→ Requirements:
Transcribe the data verbatim from its first line through the line containing "- probability-cell: 7.90%: [664, 263, 745, 289]", including both of those lines.

→ Given information:
'''

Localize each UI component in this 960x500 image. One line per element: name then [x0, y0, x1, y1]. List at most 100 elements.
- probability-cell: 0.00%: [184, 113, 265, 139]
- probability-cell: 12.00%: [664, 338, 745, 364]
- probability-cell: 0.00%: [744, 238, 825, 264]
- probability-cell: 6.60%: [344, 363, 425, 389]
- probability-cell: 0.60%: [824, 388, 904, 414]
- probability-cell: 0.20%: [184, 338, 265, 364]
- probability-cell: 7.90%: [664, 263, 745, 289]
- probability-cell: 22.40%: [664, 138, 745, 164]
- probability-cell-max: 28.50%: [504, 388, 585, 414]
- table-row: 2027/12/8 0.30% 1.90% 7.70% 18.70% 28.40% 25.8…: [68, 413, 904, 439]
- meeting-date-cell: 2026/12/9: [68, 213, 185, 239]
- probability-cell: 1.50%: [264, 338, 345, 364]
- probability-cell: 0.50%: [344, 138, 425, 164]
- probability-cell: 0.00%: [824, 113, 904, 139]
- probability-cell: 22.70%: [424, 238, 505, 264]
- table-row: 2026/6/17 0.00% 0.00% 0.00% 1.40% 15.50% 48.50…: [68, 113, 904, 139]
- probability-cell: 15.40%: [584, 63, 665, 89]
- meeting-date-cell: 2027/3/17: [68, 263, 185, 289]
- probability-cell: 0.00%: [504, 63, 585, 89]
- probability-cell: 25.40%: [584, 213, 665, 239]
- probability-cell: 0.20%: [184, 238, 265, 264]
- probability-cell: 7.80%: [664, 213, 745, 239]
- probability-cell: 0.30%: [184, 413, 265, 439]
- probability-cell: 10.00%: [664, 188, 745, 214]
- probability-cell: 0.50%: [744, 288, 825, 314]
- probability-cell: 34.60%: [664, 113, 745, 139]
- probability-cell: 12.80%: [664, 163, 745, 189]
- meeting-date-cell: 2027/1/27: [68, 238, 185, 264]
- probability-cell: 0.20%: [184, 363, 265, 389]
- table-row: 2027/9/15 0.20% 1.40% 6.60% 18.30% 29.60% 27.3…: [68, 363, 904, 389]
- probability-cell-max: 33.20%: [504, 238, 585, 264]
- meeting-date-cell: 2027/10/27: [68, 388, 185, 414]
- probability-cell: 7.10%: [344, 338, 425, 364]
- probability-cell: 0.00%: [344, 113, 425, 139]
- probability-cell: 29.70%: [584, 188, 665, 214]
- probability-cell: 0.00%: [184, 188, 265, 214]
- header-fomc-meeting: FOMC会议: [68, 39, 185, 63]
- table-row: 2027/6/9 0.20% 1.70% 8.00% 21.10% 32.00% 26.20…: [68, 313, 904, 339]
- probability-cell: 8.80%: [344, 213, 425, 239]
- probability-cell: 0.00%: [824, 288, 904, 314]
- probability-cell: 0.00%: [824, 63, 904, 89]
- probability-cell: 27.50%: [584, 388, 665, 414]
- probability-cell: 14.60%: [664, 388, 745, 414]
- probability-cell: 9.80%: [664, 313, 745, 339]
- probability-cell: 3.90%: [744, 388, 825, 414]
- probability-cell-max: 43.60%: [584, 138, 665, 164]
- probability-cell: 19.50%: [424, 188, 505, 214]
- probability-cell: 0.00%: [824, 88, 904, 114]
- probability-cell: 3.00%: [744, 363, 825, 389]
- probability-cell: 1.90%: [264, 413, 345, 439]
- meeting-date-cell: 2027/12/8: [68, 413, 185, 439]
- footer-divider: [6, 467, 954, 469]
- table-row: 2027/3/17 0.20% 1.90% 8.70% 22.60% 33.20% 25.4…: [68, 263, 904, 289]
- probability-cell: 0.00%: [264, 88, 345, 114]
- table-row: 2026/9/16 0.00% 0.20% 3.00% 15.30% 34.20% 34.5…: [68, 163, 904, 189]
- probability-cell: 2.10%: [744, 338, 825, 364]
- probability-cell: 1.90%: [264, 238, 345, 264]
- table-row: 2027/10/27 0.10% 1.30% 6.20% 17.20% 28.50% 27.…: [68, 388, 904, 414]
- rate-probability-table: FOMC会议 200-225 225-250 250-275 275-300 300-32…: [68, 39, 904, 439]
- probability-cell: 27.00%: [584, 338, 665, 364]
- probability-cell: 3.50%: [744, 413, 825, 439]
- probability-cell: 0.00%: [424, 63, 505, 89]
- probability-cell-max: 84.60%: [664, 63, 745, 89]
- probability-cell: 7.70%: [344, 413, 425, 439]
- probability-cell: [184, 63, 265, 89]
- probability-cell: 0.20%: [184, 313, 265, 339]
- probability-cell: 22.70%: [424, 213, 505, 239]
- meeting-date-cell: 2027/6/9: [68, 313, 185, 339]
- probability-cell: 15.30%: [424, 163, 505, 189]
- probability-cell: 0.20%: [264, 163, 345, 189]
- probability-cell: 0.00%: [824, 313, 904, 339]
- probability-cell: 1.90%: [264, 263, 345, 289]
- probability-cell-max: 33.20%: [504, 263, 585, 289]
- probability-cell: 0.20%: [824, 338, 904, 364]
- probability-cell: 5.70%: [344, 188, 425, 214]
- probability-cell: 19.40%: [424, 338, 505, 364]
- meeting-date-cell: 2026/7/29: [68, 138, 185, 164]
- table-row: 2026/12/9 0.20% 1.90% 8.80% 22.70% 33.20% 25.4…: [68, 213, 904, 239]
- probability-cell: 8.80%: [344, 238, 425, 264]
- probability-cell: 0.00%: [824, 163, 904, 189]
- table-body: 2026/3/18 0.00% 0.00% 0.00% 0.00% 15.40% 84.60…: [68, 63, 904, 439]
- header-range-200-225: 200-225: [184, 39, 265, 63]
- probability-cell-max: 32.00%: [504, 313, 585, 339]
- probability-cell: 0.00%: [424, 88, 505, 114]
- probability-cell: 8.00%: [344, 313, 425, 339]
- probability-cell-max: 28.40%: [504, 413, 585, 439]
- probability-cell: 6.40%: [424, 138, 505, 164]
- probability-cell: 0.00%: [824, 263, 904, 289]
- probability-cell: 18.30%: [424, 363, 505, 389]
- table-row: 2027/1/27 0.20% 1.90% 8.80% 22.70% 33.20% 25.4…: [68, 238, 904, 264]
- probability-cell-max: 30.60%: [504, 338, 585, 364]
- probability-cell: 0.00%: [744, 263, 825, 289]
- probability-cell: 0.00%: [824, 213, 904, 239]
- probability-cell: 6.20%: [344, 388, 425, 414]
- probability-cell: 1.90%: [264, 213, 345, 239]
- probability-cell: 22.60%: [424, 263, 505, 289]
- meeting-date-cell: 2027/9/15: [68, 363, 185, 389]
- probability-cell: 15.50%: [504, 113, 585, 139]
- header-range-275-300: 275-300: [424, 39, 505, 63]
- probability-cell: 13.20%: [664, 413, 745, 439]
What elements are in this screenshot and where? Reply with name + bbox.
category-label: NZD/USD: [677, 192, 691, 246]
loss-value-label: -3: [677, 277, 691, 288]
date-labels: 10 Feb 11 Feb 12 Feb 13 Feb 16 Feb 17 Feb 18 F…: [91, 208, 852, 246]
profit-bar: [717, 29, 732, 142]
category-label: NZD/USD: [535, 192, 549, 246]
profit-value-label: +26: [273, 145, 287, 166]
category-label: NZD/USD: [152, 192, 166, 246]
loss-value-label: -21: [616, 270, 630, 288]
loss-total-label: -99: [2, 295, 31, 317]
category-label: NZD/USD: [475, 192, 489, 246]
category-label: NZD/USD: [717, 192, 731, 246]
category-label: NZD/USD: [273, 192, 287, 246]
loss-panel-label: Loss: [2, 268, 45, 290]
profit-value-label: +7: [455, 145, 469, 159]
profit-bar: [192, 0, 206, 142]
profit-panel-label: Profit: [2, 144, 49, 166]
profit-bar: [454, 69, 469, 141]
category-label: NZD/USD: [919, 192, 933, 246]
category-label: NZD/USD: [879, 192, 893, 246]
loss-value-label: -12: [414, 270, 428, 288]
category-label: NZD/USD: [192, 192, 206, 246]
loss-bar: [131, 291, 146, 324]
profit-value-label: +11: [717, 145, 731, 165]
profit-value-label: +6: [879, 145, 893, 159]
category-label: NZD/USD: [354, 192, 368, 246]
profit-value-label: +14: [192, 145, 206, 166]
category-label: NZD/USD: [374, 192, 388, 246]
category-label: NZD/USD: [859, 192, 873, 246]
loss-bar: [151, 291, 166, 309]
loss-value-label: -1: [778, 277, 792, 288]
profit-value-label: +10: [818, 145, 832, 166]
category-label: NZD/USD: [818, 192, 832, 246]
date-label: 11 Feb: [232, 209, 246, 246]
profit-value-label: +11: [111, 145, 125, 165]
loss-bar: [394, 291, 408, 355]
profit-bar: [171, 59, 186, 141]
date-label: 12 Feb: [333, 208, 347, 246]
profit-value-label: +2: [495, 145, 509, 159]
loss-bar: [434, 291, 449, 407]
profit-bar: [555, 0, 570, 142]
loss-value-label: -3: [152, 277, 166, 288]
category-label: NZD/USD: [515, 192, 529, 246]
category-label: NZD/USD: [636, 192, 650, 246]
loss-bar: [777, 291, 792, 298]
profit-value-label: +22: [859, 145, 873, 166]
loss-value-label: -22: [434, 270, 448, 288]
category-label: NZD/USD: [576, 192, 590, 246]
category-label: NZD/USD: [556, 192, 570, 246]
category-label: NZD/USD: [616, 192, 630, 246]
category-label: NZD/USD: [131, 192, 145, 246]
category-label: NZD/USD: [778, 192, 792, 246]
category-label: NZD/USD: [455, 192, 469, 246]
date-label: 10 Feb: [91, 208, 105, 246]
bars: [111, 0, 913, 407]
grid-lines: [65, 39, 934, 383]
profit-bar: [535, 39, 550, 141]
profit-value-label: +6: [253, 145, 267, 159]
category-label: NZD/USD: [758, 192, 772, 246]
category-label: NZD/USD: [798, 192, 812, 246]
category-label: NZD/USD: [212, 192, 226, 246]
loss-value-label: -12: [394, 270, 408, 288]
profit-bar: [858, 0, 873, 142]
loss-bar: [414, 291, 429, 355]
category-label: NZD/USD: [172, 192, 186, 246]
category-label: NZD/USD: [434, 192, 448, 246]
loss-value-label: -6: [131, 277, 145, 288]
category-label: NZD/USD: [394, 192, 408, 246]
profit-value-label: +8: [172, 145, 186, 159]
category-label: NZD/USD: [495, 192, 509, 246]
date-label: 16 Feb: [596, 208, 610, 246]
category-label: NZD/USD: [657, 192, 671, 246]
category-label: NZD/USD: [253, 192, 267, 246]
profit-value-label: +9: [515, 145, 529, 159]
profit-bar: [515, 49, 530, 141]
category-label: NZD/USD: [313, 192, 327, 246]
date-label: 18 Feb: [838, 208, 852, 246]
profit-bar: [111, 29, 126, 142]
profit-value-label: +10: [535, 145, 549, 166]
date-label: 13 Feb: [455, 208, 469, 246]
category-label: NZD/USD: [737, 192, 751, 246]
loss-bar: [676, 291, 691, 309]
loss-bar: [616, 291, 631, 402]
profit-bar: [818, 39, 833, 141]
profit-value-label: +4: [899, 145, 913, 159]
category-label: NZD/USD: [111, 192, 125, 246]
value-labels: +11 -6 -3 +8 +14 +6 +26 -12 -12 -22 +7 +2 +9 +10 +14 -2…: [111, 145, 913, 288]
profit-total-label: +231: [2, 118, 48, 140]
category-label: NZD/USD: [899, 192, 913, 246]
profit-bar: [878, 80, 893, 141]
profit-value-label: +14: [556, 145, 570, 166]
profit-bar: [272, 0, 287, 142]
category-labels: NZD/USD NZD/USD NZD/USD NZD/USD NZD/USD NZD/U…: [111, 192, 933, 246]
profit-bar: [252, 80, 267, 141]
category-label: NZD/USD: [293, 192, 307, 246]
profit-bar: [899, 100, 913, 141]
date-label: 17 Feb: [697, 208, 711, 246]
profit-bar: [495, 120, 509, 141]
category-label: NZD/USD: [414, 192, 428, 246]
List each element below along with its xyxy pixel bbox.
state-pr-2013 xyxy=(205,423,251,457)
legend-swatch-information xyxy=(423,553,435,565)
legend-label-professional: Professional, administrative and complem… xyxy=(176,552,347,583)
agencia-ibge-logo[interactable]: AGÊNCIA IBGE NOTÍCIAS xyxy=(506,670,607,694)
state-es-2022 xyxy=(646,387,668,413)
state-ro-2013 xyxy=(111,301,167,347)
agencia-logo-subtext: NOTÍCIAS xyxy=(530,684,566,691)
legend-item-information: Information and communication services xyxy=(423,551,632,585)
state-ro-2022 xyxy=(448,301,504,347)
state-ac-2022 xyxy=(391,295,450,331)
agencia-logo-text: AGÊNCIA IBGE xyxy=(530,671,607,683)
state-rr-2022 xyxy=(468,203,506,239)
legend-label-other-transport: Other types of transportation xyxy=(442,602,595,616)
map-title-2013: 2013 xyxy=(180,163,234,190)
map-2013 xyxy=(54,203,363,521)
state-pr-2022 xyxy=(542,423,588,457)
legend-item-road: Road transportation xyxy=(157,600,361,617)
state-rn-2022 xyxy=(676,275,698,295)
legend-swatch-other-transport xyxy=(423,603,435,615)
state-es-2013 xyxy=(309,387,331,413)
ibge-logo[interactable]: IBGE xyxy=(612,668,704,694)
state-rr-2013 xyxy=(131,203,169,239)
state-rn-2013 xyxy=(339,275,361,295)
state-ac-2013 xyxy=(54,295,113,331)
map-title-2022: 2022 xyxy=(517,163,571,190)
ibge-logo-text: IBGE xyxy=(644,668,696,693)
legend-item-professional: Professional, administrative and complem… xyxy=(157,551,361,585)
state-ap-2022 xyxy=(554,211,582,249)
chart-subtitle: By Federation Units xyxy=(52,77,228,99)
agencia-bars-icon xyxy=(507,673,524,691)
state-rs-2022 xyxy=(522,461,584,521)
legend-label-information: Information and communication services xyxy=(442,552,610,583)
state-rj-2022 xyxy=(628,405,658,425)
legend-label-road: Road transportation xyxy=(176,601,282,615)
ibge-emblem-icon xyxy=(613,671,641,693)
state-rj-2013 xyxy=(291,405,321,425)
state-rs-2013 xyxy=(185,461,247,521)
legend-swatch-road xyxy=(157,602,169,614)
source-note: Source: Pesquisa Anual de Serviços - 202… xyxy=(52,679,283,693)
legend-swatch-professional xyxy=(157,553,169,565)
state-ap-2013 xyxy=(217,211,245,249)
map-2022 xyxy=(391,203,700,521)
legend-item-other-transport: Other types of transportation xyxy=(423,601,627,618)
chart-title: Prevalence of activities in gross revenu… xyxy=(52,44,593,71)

'''

→ Solution below:
Localize each UI component in this 960x500 image. One line per element: name then [x0, y0, x1, y1]. List at most 100 elements.
- probability-cell: 0.00%: [184, 113, 265, 139]
- probability-cell: 12.00%: [664, 338, 745, 364]
- probability-cell: 0.00%: [744, 238, 825, 264]
- probability-cell: 6.60%: [344, 363, 425, 389]
- probability-cell: 0.60%: [824, 388, 904, 414]
- probability-cell: 0.20%: [184, 338, 265, 364]
- probability-cell: 7.90%: [664, 263, 745, 289]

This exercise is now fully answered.